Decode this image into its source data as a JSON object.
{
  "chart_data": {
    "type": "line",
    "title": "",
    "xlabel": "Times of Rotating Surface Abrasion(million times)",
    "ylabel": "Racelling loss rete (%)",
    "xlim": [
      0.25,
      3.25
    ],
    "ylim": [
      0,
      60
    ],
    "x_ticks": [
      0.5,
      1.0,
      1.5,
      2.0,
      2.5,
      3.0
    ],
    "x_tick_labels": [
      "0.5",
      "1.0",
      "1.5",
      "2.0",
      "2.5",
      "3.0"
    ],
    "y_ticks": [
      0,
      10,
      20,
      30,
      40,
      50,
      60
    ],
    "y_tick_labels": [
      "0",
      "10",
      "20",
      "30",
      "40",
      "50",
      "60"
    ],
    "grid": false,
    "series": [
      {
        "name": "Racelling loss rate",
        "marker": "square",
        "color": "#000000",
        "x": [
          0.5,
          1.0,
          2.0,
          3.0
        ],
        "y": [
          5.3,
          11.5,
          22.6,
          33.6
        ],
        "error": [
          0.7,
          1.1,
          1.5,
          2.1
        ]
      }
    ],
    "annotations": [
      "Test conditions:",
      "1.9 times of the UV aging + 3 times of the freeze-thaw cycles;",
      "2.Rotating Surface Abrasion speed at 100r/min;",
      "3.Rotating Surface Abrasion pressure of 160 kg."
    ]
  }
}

* * *

* [Exercise instructions] From the data above, extract every line in its exact form.

* [Task answer]
Decode this image into its source data as a JSON object.
{
  "chart_data": {
    "type": "line",
    "title": "",
    "xlabel": "Times of Rotating Surface Abrasion(million times)",
    "ylabel": "Racelling loss rete (%)",
    "xlim": [
      0.25,
      3.25
    ],
    "ylim": [
      0,
      60
    ],
    "x_ticks": [
      0.5,
      1.0,
      1.5,
      2.0,
      2.5,
      3.0
    ],
    "x_tick_labels": [
      "0.5",
      "1.0",
      "1.5",
      "2.0",
      "2.5",
      "3.0"
    ],
    "y_ticks": [
      0,
      10,
      20,
      30,
      40,
      50,
      60
    ],
    "y_tick_labels": [
      "0",
      "10",
      "20",
      "30",
      "40",
      "50",
      "60"
    ],
    "grid": false,
    "series": [
      {
        "name": "Racelling loss rate",
        "marker": "square",
        "color": "#000000",
        "x": [
          0.5,
          1.0,
          2.0,
          3.0
        ],
        "y": [
          5.3,
          11.5,
          22.6,
          33.6
        ],
        "error": [
          0.7,
          1.1,
          1.5,
          2.1
        ]
      }
    ],
    "annotations": [
      "Test conditions:",
      "1.9 times of the UV aging + 3 times of the freeze-thaw cycles;",
      "2.Rotating Surface Abrasion speed at 100r/min;",
      "3.Rotating Surface Abrasion pressure of 160 kg."
    ]
  }
}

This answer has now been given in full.